Dataset items:
:::

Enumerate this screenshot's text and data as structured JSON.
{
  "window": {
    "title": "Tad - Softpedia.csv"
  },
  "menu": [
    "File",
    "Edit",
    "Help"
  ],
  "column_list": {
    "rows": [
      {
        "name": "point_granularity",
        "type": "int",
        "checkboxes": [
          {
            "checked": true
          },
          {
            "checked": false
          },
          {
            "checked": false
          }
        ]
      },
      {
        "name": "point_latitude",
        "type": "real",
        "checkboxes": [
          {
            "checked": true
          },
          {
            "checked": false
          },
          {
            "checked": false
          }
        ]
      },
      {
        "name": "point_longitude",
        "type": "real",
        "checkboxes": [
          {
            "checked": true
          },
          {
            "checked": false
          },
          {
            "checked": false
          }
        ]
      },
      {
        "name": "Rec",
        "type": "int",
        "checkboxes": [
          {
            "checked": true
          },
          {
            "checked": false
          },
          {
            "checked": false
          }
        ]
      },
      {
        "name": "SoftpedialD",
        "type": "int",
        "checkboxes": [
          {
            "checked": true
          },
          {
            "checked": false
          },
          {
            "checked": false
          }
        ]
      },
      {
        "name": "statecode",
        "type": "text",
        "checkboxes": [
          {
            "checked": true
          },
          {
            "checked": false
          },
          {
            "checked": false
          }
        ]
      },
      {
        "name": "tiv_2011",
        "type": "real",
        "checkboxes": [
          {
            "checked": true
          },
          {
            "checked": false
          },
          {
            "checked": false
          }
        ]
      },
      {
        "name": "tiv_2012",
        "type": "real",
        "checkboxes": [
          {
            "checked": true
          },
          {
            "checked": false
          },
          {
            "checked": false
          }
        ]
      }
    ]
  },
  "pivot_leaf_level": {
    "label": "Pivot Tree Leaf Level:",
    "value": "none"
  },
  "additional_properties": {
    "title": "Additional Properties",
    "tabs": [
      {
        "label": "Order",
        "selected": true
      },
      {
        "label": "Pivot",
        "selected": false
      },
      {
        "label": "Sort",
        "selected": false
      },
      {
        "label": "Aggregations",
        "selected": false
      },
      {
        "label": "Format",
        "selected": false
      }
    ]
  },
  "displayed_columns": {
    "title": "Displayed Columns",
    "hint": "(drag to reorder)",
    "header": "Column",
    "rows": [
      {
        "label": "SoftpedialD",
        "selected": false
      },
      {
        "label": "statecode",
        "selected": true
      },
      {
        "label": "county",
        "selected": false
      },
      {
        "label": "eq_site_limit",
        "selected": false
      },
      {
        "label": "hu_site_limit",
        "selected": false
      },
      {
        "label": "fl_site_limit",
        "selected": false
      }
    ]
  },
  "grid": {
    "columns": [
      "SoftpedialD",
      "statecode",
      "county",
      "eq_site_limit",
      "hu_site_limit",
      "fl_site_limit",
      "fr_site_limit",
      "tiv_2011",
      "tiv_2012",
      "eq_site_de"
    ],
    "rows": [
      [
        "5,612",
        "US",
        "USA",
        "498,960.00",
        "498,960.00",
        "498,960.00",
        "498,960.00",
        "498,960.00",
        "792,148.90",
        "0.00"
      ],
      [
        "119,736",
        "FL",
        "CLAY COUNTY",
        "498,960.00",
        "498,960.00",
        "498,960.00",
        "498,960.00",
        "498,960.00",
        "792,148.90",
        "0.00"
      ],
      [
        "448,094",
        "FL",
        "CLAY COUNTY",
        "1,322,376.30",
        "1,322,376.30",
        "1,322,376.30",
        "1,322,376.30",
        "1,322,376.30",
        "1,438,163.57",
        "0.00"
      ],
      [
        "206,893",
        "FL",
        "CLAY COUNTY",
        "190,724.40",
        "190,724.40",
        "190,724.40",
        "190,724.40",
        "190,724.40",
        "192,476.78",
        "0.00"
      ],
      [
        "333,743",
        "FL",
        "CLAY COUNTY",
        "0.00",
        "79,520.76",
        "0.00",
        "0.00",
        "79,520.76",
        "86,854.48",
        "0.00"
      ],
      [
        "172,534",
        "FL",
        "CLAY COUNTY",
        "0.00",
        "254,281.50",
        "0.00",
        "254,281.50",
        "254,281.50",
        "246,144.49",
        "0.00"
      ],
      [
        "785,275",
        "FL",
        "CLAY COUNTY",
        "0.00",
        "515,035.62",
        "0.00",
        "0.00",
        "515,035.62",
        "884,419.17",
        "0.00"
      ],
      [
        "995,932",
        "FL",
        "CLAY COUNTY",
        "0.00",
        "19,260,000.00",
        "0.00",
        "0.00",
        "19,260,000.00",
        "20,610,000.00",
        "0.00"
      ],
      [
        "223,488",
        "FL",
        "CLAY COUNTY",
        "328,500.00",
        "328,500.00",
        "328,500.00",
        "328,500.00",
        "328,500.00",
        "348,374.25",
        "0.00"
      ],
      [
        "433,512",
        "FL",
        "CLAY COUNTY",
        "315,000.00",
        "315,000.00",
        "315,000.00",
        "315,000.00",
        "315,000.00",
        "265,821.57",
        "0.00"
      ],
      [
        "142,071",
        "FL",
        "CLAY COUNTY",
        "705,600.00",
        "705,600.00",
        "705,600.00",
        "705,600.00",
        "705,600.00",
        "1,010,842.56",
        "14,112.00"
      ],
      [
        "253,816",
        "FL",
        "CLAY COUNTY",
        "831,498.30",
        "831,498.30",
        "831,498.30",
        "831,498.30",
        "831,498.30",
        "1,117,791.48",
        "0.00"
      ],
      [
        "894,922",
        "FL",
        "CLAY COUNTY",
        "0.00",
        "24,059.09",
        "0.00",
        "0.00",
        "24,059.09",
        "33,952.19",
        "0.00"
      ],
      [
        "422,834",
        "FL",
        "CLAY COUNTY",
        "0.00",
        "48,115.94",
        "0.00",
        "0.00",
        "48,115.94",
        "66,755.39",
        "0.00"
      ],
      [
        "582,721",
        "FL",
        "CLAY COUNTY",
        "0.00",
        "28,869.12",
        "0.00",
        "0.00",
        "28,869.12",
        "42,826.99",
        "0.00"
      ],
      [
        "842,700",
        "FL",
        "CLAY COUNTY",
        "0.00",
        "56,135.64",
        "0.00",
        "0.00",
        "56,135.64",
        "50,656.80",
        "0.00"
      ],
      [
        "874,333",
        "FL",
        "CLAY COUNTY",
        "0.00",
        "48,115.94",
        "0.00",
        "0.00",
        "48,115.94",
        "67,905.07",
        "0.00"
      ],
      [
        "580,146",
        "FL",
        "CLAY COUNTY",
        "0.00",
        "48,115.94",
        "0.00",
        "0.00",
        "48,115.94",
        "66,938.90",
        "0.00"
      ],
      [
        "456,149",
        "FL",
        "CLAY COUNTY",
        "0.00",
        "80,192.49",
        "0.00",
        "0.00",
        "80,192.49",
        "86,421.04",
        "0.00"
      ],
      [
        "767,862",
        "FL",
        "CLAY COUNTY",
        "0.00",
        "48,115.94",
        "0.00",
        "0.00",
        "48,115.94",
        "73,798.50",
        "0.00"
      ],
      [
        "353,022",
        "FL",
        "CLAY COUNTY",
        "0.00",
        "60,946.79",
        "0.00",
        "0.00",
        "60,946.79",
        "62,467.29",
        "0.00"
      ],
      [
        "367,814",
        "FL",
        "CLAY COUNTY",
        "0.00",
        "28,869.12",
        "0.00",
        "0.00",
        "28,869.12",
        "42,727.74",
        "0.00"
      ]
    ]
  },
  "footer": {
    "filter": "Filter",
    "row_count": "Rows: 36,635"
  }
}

:::

What the exercise asks: Pull out the lines above in which the word "label" appears.

Problem solution:
    "label": "Pivot Tree Leaf Level:",
        "label": "Order",
        "label": "Pivot",
        "label": "Sort",
        "label": "Aggregations",
        "label": "Format",
        "label": "SoftpedialD",
        "label": "statecode",
        "label": "county",
        "label": "eq_site_limit",
        "label": "hu_site_limit",
        "label": "fl_site_limit",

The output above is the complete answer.